> [Text block]
Amer, which also produces Wilson tennis rackets and Salomon skis, said it had agreed on Wednesday to sell 105mn ordinary shares at $13 a share, below its published target range of $16 to $18 a share.
The stock climbed 3.5 per cent shortly after it started trading on Thursday afternoon to $13.46, but remained well below the original target range.
The sale raised about $1.37bn and gave Amer an initial market capitalisation of $6.3bn.
It is the second large IPO this month to price below its target range, following KKR-owned healthcare group BrightSpring last week.
One person working on the Amer deal said both it and BrightSpring had been affected by investor caution towards companies with significant debt levels. BrightSpring sold stock more than 10 per cent below the bottom of its original price range, and shares in the company tumbled a further 15 per cent on the first day of trading.
Amer had outstanding loans of more than $5.5bn at the end of September 2023. It reported a net loss of $114mn in the first nine months of 2023. Its preferred adjusted measure of earnings before interest, tax, depreciation and amortisation was $422mn over the same period. Amer plans to use the proceeds of the IPO to pay down some debt.

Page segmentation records
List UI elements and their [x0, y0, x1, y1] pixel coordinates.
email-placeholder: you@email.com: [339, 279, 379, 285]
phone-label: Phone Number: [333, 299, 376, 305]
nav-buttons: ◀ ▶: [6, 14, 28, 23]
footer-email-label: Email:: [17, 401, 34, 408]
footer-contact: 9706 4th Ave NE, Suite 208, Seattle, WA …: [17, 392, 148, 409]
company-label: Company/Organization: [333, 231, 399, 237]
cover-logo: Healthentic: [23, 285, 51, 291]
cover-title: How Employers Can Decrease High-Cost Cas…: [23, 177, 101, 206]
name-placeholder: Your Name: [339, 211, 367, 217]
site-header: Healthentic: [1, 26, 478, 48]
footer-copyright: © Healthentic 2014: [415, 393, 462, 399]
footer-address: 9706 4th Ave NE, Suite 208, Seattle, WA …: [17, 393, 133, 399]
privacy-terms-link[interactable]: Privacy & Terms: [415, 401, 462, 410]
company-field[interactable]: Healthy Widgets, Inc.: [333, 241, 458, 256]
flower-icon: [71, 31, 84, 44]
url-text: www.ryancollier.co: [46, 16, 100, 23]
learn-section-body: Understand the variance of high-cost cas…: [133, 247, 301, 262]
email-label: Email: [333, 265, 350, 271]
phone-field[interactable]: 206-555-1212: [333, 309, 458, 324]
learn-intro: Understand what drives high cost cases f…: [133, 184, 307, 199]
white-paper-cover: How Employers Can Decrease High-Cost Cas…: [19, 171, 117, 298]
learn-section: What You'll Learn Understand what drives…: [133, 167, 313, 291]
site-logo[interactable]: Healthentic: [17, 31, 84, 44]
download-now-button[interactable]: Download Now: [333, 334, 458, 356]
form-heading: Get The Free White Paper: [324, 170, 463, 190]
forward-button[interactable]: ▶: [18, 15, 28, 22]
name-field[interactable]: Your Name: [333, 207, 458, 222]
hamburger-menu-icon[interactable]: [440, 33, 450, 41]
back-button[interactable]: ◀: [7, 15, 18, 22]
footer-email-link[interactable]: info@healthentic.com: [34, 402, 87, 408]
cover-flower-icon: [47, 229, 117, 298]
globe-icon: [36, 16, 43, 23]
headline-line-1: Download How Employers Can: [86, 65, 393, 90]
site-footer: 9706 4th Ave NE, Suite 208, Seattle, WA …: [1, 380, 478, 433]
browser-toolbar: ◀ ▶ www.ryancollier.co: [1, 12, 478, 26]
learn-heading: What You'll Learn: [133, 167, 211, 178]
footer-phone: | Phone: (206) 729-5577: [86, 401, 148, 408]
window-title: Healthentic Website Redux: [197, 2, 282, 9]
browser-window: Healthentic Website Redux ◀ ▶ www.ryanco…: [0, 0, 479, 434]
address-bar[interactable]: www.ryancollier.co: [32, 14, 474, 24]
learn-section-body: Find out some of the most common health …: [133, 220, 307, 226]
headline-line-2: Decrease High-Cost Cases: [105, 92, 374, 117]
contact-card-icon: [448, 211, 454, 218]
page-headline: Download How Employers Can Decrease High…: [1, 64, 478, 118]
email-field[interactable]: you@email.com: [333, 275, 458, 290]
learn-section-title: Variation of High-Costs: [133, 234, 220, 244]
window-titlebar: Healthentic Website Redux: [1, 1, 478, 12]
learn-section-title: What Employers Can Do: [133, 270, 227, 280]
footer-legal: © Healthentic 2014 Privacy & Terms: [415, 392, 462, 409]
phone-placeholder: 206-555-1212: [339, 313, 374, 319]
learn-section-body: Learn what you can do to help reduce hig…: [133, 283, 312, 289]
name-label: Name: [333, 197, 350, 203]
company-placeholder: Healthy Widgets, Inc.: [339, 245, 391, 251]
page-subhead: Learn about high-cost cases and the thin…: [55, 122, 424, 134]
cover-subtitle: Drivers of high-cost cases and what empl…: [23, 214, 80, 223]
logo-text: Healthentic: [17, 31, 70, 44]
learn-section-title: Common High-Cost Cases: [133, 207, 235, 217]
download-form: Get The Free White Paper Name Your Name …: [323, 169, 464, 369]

> [What you have to do]
Continue the news report on Amer's initial public offering from the point at which it stops. The records are independent material and have no connection to the text on Amer's share offering.

> [Solved problem]
Despite the weak demand, Amer’s debut represents a milestone for the US listings market. It is still the largest fundraising since Birkenstock last October and the largest IPO by a China-owned company since the disastrous listing of ride-hailing group DiDi in 2021.
A stock market recovery and expectations that the US Federal Reserve will soon start cutting interest rates have raised hopes that IPO activity will finally pick up after a two-year slowdown. High-profile groups such as social network Reddit have resumed talks with investors after putting earlier listing plans on hold.
However, several bankers and traders said investors remained wary of backing any company with high debt levels and were insisting on substantial valuation discounts to back such deals.
“There has been some debate with [companies and investors] around how do you get bigger assets to market, how do you . . . get leverage to a level public markets will be happy with?” said one senior IPO banker.
Rating agency Moody’s last week said it expected Amer’s adjusted debt-to-ebitda ratio to decline to about four times after the IPO.
“Moody’s expects that Amer Sports, as a publicly listed company, will pursue a more conservative and transparent financial policy,” it added.